begin WORKING DATA
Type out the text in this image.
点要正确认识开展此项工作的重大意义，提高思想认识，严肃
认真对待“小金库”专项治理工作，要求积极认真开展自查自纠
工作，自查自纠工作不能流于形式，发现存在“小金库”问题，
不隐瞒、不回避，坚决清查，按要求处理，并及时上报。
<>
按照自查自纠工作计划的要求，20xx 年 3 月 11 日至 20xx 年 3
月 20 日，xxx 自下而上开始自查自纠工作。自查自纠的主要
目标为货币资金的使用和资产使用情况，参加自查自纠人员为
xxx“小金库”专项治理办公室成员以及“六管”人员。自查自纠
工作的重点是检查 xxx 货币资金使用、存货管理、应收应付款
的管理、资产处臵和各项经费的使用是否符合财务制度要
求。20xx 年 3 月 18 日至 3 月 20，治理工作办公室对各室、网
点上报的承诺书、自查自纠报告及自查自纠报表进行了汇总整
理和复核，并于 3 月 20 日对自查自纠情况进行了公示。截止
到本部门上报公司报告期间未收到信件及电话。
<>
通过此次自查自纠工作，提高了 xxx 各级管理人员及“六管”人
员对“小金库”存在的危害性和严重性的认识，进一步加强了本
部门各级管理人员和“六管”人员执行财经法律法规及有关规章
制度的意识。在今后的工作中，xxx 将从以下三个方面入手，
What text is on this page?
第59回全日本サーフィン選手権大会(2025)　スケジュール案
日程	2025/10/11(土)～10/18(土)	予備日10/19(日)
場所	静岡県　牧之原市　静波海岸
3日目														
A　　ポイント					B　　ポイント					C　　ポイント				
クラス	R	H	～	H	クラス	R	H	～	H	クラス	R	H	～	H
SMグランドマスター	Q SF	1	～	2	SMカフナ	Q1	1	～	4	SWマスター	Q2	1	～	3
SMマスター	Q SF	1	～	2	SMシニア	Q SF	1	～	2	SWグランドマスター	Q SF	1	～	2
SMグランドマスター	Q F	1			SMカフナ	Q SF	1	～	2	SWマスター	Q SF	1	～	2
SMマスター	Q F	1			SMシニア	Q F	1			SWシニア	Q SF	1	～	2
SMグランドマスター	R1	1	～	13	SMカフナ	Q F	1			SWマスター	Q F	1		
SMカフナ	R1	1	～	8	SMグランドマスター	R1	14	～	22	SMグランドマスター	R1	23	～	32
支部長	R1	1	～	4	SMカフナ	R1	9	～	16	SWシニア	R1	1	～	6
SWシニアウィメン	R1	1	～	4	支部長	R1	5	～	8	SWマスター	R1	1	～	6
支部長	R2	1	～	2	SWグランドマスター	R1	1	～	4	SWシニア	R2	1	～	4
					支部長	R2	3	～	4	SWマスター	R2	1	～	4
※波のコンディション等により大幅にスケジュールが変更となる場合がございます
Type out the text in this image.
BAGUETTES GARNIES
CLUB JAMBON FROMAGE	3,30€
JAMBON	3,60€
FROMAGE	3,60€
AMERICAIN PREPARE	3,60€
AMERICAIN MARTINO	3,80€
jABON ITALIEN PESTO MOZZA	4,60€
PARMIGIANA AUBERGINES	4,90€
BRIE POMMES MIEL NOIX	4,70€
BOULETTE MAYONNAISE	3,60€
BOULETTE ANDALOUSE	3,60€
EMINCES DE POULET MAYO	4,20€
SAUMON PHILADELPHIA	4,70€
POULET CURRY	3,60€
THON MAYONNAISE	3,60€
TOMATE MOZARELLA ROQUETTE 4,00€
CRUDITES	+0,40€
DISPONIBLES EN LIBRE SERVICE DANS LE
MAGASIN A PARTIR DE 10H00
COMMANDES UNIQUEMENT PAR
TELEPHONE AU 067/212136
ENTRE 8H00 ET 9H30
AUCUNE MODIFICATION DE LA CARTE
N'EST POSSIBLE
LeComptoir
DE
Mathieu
end WORKING DATA
Extract all of the data above and output it character for character.

__CORRECT RESPONSE__
Type out the text in this image.
点要正确认识开展此项工作的重大意义，提高思想认识，严肃
认真对待“小金库”专项治理工作，要求积极认真开展自查自纠
工作，自查自纠工作不能流于形式，发现存在“小金库”问题，
不隐瞒、不回避，坚决清查，按要求处理，并及时上报。
<>
按照自查自纠工作计划的要求，20xx 年 3 月 11 日至 20xx 年 3
月 20 日，xxx 自下而上开始自查自纠工作。自查自纠的主要
目标为货币资金的使用和资产使用情况，参加自查自纠人员为
xxx“小金库”专项治理办公室成员以及“六管”人员。自查自纠
工作的重点是检查 xxx 货币资金使用、存货管理、应收应付款
的管理、资产处臵和各项经费的使用是否符合财务制度要
求。20xx 年 3 月 18 日至 3 月 20，治理工作办公室对各室、网
点上报的承诺书、自查自纠报告及自查自纠报表进行了汇总整
理和复核，并于 3 月 20 日对自查自纠情况进行了公示。截止
到本部门上报公司报告期间未收到信件及电话。
<>
通过此次自查自纠工作，提高了 xxx 各级管理人员及“六管”人
员对“小金库”存在的危害性和严重性的认识，进一步加强了本
部门各级管理人员和“六管”人员执行财经法律法规及有关规章
制度的意识。在今后的工作中，xxx 将从以下三个方面入手，
What text is on this page?
第59回全日本サーフィン選手権大会(2025)　スケジュール案
日程	2025/10/11(土)～10/18(土)	予備日10/19(日)
場所	静岡県　牧之原市　静波海岸
3日目														
A　　ポイント					B　　ポイント					C　　ポイント				
クラス	R	H	～	H	クラス	R	H	～	H	クラス	R	H	～	H
SMグランドマスター	Q SF	1	～	2	SMカフナ	Q1	1	～	4	SWマスター	Q2	1	～	3
SMマスター	Q SF	1	～	2	SMシニア	Q SF	1	～	2	SWグランドマスター	Q SF	1	～	2
SMグランドマスター	Q F	1			SMカフナ	Q SF	1	～	2	SWマスター	Q SF	1	～	2
SMマスター	Q F	1			SMシニア	Q F	1			SWシニア	Q SF	1	～	2
SMグランドマスター	R1	1	～	13	SMカフナ	Q F	1			SWマスター	Q F	1		
SMカフナ	R1	1	～	8	SMグランドマスター	R1	14	～	22	SMグランドマスター	R1	23	～	32
支部長	R1	1	～	4	SMカフナ	R1	9	～	16	SWシニア	R1	1	～	6
SWシニアウィメン	R1	1	～	4	支部長	R1	5	～	8	SWマスター	R1	1	～	6
支部長	R2	1	～	2	SWグランドマスター	R1	1	～	4	SWシニア	R2	1	～	4
					支部長	R2	3	～	4	SWマスター	R2	1	～	4
※波のコンディション等により大幅にスケジュールが変更となる場合がございます
Type out the text in this image.
BAGUETTES GARNIES
CLUB JAMBON FROMAGE	3,30€
JAMBON	3,60€
FROMAGE	3,60€
AMERICAIN PREPARE	3,60€
AMERICAIN MARTINO	3,80€
jABON ITALIEN PESTO MOZZA	4,60€
PARMIGIANA AUBERGINES	4,90€
BRIE POMMES MIEL NOIX	4,70€
BOULETTE MAYONNAISE	3,60€
BOULETTE ANDALOUSE	3,60€
EMINCES DE POULET MAYO	4,20€
SAUMON PHILADELPHIA	4,70€
POULET CURRY	3,60€
THON MAYONNAISE	3,60€
TOMATE MOZARELLA ROQUETTE 4,00€
CRUDITES	+0,40€
DISPONIBLES EN LIBRE SERVICE DANS LE
MAGASIN A PARTIR DE 10H00
COMMANDES UNIQUEMENT PAR
TELEPHONE AU 067/212136
ENTRE 8H00 ET 9H30
AUCUNE MODIFICATION DE LA CARTE
N'EST POSSIBLE
LeComptoir
DE
Mathieu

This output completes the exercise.